[Extracted data entries]
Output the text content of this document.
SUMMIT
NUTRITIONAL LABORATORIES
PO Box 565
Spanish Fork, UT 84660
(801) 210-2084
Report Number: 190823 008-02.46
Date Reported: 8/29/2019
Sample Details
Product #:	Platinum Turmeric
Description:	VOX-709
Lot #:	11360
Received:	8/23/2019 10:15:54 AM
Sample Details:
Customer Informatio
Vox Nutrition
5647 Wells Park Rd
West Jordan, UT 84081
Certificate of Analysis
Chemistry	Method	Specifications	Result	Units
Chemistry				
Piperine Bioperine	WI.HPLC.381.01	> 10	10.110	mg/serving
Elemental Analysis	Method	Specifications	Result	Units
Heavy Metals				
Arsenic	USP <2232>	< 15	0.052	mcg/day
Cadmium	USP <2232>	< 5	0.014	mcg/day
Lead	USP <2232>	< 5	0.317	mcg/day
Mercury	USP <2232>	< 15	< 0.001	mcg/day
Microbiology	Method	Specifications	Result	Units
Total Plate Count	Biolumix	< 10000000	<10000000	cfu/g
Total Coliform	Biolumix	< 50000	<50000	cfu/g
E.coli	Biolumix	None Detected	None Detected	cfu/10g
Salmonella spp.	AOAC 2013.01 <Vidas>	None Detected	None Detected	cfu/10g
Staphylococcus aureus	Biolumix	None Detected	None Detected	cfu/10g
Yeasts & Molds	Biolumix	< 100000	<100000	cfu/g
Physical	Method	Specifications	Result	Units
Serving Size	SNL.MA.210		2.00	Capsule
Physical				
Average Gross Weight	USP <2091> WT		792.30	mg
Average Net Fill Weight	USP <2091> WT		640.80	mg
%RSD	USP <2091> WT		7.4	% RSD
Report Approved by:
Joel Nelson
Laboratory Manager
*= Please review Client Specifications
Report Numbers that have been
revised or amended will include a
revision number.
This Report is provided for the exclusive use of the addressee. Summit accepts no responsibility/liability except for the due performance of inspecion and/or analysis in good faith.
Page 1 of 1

## WRITTEN EXERCISE
Report only the number of lines in the data above that contain "Total".

## TASK ANSWER
2